start Material

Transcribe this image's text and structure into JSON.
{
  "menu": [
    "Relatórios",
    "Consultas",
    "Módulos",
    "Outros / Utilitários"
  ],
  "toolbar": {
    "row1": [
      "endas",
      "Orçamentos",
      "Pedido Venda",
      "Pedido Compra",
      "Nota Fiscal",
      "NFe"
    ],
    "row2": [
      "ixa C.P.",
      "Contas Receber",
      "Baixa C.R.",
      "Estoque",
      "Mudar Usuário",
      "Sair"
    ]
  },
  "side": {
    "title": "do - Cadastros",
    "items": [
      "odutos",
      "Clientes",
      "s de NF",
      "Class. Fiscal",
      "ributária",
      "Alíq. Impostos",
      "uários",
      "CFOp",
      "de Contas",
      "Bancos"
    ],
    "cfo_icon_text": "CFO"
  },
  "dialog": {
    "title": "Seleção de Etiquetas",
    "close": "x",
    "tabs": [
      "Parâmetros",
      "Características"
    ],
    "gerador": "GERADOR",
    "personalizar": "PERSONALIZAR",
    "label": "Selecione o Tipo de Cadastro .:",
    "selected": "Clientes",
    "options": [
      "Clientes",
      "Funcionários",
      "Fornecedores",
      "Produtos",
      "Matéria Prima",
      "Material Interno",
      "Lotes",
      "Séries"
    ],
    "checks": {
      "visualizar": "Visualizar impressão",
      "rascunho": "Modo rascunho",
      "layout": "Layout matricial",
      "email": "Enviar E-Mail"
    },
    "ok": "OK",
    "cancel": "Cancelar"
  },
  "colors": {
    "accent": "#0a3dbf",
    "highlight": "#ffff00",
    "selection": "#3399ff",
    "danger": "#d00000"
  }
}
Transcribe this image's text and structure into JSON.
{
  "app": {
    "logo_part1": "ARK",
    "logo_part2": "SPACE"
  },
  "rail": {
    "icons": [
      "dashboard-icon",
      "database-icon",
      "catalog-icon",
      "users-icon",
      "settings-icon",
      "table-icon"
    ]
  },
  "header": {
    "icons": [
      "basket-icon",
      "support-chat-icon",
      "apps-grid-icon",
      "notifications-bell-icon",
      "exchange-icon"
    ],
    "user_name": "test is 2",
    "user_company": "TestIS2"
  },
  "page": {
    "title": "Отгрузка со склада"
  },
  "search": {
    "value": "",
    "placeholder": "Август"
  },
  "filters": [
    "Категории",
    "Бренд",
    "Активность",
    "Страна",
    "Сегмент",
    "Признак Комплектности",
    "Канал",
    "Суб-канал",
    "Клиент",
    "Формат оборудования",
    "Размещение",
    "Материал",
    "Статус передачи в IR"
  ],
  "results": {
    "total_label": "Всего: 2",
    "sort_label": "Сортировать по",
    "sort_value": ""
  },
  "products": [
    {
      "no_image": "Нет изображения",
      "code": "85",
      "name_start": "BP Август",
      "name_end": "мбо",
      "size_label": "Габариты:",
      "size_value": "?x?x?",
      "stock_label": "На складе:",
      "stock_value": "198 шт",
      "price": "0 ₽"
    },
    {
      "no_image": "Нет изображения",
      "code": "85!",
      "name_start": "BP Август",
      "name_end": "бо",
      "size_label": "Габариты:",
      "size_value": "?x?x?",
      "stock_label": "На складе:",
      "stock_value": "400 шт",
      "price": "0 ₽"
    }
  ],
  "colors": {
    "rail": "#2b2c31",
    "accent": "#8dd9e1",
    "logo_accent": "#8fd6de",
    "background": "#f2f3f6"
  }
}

end Material

Type the material above out again, exactly.

# [In response]
Transcribe this image's text and structure into JSON.
{
  "menu": [
    "Relatórios",
    "Consultas",
    "Módulos",
    "Outros / Utilitários"
  ],
  "toolbar": {
    "row1": [
      "endas",
      "Orçamentos",
      "Pedido Venda",
      "Pedido Compra",
      "Nota Fiscal",
      "NFe"
    ],
    "row2": [
      "ixa C.P.",
      "Contas Receber",
      "Baixa C.R.",
      "Estoque",
      "Mudar Usuário",
      "Sair"
    ]
  },
  "side": {
    "title": "do - Cadastros",
    "items": [
      "odutos",
      "Clientes",
      "s de NF",
      "Class. Fiscal",
      "ributária",
      "Alíq. Impostos",
      "uários",
      "CFOp",
      "de Contas",
      "Bancos"
    ],
    "cfo_icon_text": "CFO"
  },
  "dialog": {
    "title": "Seleção de Etiquetas",
    "close": "x",
    "tabs": [
      "Parâmetros",
      "Características"
    ],
    "gerador": "GERADOR",
    "personalizar": "PERSONALIZAR",
    "label": "Selecione o Tipo de Cadastro .:",
    "selected": "Clientes",
    "options": [
      "Clientes",
      "Funcionários",
      "Fornecedores",
      "Produtos",
      "Matéria Prima",
      "Material Interno",
      "Lotes",
      "Séries"
    ],
    "checks": {
      "visualizar": "Visualizar impressão",
      "rascunho": "Modo rascunho",
      "layout": "Layout matricial",
      "email": "Enviar E-Mail"
    },
    "ok": "OK",
    "cancel": "Cancelar"
  },
  "colors": {
    "accent": "#0a3dbf",
    "highlight": "#ffff00",
    "selection": "#3399ff",
    "danger": "#d00000"
  }
}
Transcribe this image's text and structure into JSON.
{
  "app": {
    "logo_part1": "ARK",
    "logo_part2": "SPACE"
  },
  "rail": {
    "icons": [
      "dashboard-icon",
      "database-icon",
      "catalog-icon",
      "users-icon",
      "settings-icon",
      "table-icon"
    ]
  },
  "header": {
    "icons": [
      "basket-icon",
      "support-chat-icon",
      "apps-grid-icon",
      "notifications-bell-icon",
      "exchange-icon"
    ],
    "user_name": "test is 2",
    "user_company": "TestIS2"
  },
  "page": {
    "title": "Отгрузка со склада"
  },
  "search": {
    "value": "",
    "placeholder": "Август"
  },
  "filters": [
    "Категории",
    "Бренд",
    "Активность",
    "Страна",
    "Сегмент",
    "Признак Комплектности",
    "Канал",
    "Суб-канал",
    "Клиент",
    "Формат оборудования",
    "Размещение",
    "Материал",
    "Статус передачи в IR"
  ],
  "results": {
    "total_label": "Всего: 2",
    "sort_label": "Сортировать по",
    "sort_value": ""
  },
  "products": [
    {
      "no_image": "Нет изображения",
      "code": "85",
      "name_start": "BP Август",
      "name_end": "мбо",
      "size_label": "Габариты:",
      "size_value": "?x?x?",
      "stock_label": "На складе:",
      "stock_value": "198 шт",
      "price": "0 ₽"
    },
    {
      "no_image": "Нет изображения",
      "code": "85!",
      "name_start": "BP Август",
      "name_end": "бо",
      "size_label": "Габариты:",
      "size_value": "?x?x?",
      "stock_label": "На складе:",
      "stock_value": "400 шт",
      "price": "0 ₽"
    }
  ],
  "colors": {
    "rail": "#2b2c31",
    "accent": "#8dd9e1",
    "logo_accent": "#8fd6de",
    "background": "#f2f3f6"
  }
}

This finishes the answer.